◆ **Given task 1**:
From the forum thread about CAM trailers, write out the passage starting at "I think I seen" and ending at "at the prices...".

◆ **Reading text**:
— BEGIN —

# Cam Line Trailers



## Vol (Jul 5, 2009)

I see a late model 24' tilt split deckover 8 ton here for sale. Anyone familiar with this trailer?

Regards, Mike

http://camsuperline.com/Trailers/Construction/10.php


----------



## gearhartfarms82 (May 10, 2015)

LOoks nice never heard of but u might want to think about the split deck


----------



## PaMike (Dec 7, 2013)

My buddy has a CAM trailer. Really likes it. Quality, from what I hear. His is a tilt deck, but not deckover.

I have considered them. Can you tilt the bed back down just from the weight of the machine on the trailer, or do you have to crawl out of the machine and pull a valve to dump it back down?


----------



## Vol (Jul 5, 2009)

PaMike said:


> My buddy has a CAM trailer. Really likes it. Quality, from what I hear. His is a tilt deck, but not deckover.
> 
> I have considered them. Can you tilt the bed back down just from the weight of the machine on the trailer, or do you have to crawl out of the machine and pull a valve to dump it back down?


Not sure Mike....I know some of these Cams have remotes for convenient operation. I have a call into a sales person that I am getting some info from....I will ask.

Regards, Mike


----------



## Vol (Jul 5, 2009)

gearhartfarms82 said:


> LOoks nice never heard of but u might want to think about the split deck


Care to explain? Are you saying that a full tilt bed is better or that either is problematic?

Regards, Mike


----------



## PaMike (Dec 7, 2013)

Some of the tilts are just use the load to tilt the trailer, and just use the cylinder as a damper so they don't move soo fast. Others are actually power up and down. I couldn't use the power up/down for my operation...many of my skidsteers have park brakes that don't work..


----------



## slowzuki (Mar 8, 2011)

Lot of those cam trailers around here, they are considered a premium brand. I've only been up close with a tandem dual bumper pull model, the fellow used it to haul his 8 ton escavator and was very happy with it.


----------



## Vol (Jul 5, 2009)

I am thinking that the trailer for sale might be bought for nearly half of the new price. It is supposedly a 2015 model.

Regards, Mike


----------



## mlappin (Jun 25, 2009)

I think I seen somewhere in the literature the cylinders are used to cushion it so it doesn't slam down in either direction.

I like the looks of the twenty ton model, be nice for moving the wheel trencher.


----------



## PaMike (Dec 7, 2013)

24 ft is getting a little long for a bumperpull......
i was looking at trailers the other week and was shocked at the prices...


----------



## slowzuki (Mar 8, 2011)

I liked my 27 ft bumper pull.


----------



## gearhartfarms82 (May 10, 2015)

Yea full tilt only way to go in my book. Mines a full tilt and can see having issues with partial. Bigest is i cant load tractor and baler at same time with partial tilt.


----------



## gearhartfarms82 (May 10, 2015)

— END —

◆ **Records to process**:
— BEGIN —

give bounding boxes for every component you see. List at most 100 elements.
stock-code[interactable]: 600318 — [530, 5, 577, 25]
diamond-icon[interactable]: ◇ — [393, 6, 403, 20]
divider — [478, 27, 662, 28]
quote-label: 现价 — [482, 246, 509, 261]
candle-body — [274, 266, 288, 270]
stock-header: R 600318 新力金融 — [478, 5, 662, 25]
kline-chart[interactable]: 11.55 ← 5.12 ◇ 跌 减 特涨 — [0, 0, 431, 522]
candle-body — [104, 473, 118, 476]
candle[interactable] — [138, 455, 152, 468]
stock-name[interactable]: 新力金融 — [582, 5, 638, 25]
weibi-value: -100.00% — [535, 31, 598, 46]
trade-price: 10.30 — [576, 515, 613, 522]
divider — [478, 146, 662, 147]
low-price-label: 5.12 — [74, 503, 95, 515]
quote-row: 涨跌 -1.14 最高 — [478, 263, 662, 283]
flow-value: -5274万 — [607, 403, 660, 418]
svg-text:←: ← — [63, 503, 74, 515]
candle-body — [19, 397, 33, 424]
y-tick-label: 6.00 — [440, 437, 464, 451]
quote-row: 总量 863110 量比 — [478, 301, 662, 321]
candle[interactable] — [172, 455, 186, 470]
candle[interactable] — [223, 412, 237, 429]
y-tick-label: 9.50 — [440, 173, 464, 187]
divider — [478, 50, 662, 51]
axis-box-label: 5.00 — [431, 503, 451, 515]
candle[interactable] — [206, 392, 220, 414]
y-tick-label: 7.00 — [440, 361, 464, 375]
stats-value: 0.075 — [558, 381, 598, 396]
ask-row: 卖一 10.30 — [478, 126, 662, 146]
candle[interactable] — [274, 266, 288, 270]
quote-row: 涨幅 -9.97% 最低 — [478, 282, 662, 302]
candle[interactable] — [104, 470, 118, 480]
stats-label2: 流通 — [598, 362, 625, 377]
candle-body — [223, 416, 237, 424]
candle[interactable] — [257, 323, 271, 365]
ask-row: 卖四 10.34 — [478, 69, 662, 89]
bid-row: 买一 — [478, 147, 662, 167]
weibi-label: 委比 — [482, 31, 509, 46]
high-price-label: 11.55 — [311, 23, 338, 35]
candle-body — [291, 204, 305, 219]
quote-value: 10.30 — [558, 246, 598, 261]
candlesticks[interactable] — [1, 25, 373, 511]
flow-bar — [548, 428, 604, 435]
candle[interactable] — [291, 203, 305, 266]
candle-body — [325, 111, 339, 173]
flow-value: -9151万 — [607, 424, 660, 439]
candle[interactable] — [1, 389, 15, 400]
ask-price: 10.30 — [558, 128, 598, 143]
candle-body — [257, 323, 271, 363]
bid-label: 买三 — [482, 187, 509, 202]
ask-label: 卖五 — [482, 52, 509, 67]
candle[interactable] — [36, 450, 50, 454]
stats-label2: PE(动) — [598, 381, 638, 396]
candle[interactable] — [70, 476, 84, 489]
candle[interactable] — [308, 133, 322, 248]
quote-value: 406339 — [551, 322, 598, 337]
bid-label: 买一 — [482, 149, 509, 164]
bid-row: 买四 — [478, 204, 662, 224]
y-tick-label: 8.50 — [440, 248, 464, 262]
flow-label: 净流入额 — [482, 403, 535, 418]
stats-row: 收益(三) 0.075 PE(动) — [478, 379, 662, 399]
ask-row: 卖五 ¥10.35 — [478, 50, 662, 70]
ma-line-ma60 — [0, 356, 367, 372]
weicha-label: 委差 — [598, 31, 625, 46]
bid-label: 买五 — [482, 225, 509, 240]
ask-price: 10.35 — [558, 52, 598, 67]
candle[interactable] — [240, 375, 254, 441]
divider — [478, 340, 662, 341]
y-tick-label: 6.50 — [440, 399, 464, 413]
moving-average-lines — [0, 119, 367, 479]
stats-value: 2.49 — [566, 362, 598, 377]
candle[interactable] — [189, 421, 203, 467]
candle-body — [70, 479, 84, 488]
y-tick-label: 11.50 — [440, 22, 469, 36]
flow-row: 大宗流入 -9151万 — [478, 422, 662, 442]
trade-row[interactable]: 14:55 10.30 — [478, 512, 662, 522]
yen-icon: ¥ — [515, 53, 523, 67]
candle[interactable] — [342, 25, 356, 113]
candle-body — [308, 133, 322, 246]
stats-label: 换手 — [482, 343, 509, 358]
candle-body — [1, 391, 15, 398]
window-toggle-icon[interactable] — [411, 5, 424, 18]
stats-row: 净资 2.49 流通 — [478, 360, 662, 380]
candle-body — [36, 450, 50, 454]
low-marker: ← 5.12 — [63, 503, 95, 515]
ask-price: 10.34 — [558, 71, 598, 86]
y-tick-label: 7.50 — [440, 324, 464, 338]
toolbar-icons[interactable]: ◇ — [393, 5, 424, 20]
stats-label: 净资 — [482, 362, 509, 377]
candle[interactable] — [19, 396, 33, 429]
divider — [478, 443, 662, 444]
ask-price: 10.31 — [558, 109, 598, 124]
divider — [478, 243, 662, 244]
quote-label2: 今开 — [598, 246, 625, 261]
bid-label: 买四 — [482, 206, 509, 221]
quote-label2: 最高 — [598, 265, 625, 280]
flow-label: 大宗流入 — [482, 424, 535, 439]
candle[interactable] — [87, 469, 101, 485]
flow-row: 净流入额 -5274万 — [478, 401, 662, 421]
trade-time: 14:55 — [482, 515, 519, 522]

— END —

◆ **Given task 2**:
Gather every line of the rows that contains the string "stock", matching case exactly.

◆ **Written solution 1**:
I think I seen somewhere in the literature the cylinders are used to cushion it so it doesn't slam down in either direction.

I like the looks of the twenty ton model, be nice for moving the wheel trencher.


----------



## PaMike (Dec 7, 2013)

24 ft is getting a little long for a bumperpull......
i was looking at trailers the other week and was shocked at the prices...

◆ **Written solution 2**:
stock-code[interactable]: 600318 — [530, 5, 577, 25]
stock-header: R 600318 新力金融 — [478, 5, 662, 25]
stock-name[interactable]: 新力金融 — [582, 5, 638, 25]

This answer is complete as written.